Instruction —
Each line below should be quoted exactly, please.

Stored rows —
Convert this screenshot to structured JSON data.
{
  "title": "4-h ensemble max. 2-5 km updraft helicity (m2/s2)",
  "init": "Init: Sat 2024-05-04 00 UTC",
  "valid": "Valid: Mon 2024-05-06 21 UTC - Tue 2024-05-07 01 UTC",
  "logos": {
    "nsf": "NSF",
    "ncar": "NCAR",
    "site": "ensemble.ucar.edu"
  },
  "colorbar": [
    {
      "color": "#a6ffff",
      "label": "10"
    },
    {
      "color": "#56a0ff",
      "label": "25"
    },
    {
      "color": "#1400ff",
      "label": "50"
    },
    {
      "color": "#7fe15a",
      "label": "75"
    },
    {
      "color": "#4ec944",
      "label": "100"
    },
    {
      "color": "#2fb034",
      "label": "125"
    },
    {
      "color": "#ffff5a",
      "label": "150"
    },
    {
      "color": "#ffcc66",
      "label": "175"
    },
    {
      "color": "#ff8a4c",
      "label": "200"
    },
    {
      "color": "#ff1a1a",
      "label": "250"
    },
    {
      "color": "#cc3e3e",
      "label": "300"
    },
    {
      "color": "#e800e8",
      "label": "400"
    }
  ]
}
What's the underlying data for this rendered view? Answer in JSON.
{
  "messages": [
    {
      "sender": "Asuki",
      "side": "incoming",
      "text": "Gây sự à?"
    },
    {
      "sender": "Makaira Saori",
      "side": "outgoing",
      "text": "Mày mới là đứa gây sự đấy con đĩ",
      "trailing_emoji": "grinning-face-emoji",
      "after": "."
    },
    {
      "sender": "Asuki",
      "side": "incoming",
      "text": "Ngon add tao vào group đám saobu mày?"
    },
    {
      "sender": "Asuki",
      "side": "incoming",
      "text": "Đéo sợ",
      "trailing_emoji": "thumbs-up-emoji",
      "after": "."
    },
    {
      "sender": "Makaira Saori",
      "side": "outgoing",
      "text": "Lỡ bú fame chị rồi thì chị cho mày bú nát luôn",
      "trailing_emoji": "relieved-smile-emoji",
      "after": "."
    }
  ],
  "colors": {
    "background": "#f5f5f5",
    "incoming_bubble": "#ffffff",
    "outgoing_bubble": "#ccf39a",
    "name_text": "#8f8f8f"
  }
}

Reply —
Convert this screenshot to structured JSON data.
{
  "title": "4-h ensemble max. 2-5 km updraft helicity (m2/s2)",
  "init": "Init: Sat 2024-05-04 00 UTC",
  "valid": "Valid: Mon 2024-05-06 21 UTC - Tue 2024-05-07 01 UTC",
  "logos": {
    "nsf": "NSF",
    "ncar": "NCAR",
    "site": "ensemble.ucar.edu"
  },
  "colorbar": [
    {
      "color": "#a6ffff",
      "label": "10"
    },
    {
      "color": "#56a0ff",
      "label": "25"
    },
    {
      "color": "#1400ff",
      "label": "50"
    },
    {
      "color": "#7fe15a",
      "label": "75"
    },
    {
      "color": "#4ec944",
      "label": "100"
    },
    {
      "color": "#2fb034",
      "label": "125"
    },
    {
      "color": "#ffff5a",
      "label": "150"
    },
    {
      "color": "#ffcc66",
      "label": "175"
    },
    {
      "color": "#ff8a4c",
      "label": "200"
    },
    {
      "color": "#ff1a1a",
      "label": "250"
    },
    {
      "color": "#cc3e3e",
      "label": "300"
    },
    {
      "color": "#e800e8",
      "label": "400"
    }
  ]
}
What's the underlying data for this rendered view? Answer in JSON.
{
  "messages": [
    {
      "sender": "Asuki",
      "side": "incoming",
      "text": "Gây sự à?"
    },
    {
      "sender": "Makaira Saori",
      "side": "outgoing",
      "text": "Mày mới là đứa gây sự đấy con đĩ",
      "trailing_emoji": "grinning-face-emoji",
      "after": "."
    },
    {
      "sender": "Asuki",
      "side": "incoming",
      "text": "Ngon add tao vào group đám saobu mày?"
    },
    {
      "sender": "Asuki",
      "side": "incoming",
      "text": "Đéo sợ",
      "trailing_emoji": "thumbs-up-emoji",
      "after": "."
    },
    {
      "sender": "Makaira Saori",
      "side": "outgoing",
      "text": "Lỡ bú fame chị rồi thì chị cho mày bú nát luôn",
      "trailing_emoji": "relieved-smile-emoji",
      "after": "."
    }
  ],
  "colors": {
    "background": "#f5f5f5",
    "incoming_bubble": "#ffffff",
    "outgoing_bubble": "#ccf39a",
    "name_text": "#8f8f8f"
  }
}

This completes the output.